(Collection entries)
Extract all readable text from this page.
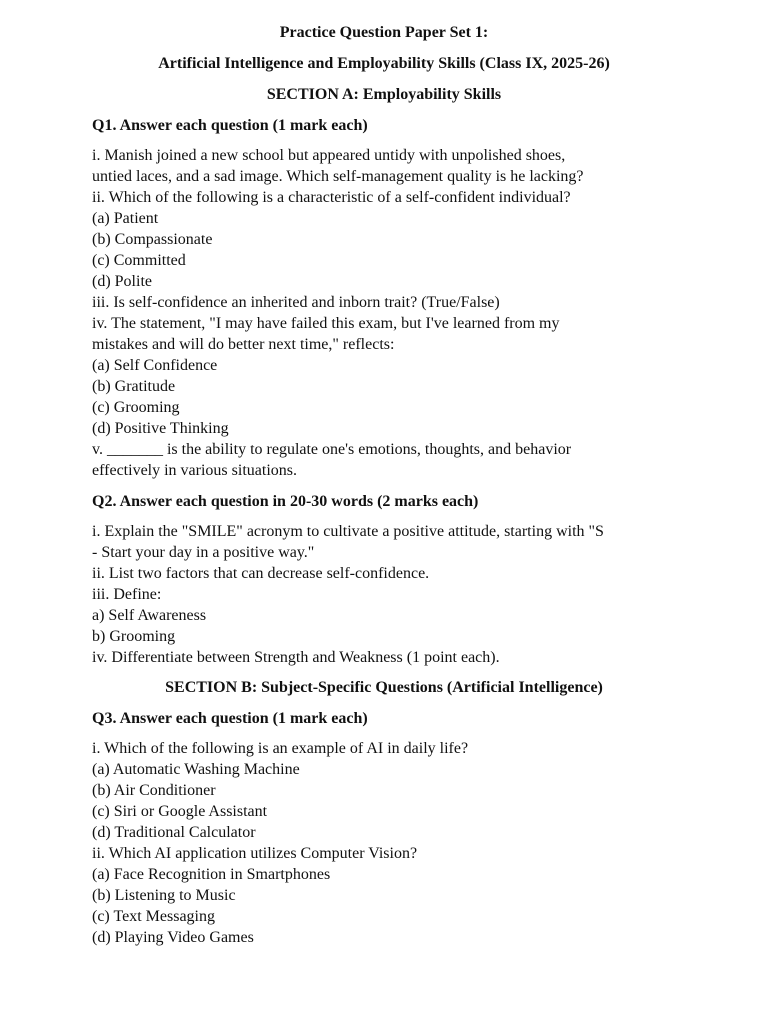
Practice Question Paper Set 1:
Artificial Intelligence and Employability Skills (Class IX, 2025-26)
SECTION A: Employability Skills
Q1. Answer each question (1 mark each)
i. Manish joined a new school but appeared untidy with unpolished shoes,
untied laces, and a sad image. Which self-management quality is he lacking?
ii. Which of the following is a characteristic of a self-confident individual?
(a) Patient
(b) Compassionate
(c) Committed
(d) Polite
iii. Is self-confidence an inherited and inborn trait? (True/False)
iv. The statement, "I may have failed this exam, but I've learned from my
mistakes and will do better next time," reflects:
(a) Self Confidence
(b) Gratitude
(c) Grooming
(d) Positive Thinking
v. _______ is the ability to regulate one's emotions, thoughts, and behavior
effectively in various situations.
Q2. Answer each question in 20-30 words (2 marks each)
i. Explain the "SMILE" acronym to cultivate a positive attitude, starting with "S
- Start your day in a positive way."
ii. List two factors that can decrease self-confidence.
iii. Define:
a) Self Awareness
b) Grooming
iv. Differentiate between Strength and Weakness (1 point each).
SECTION B: Subject-Specific Questions (Artificial Intelligence)
Q3. Answer each question (1 mark each)
i. Which of the following is an example of AI in daily life?
(a) Automatic Washing Machine
(b) Air Conditioner
(c) Siri or Google Assistant
(d) Traditional Calculator
ii. Which AI application utilizes Computer Vision?
(a) Face Recognition in Smartphones
(b) Listening to Music
(c) Text Messaging
(d) Playing Video Games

Task to complete:
Return each line in the records that holds the string "following".

Result:
ii. Which of the following is a characteristic of a self-confident individual?
i. Which of the following is an example of AI in daily life?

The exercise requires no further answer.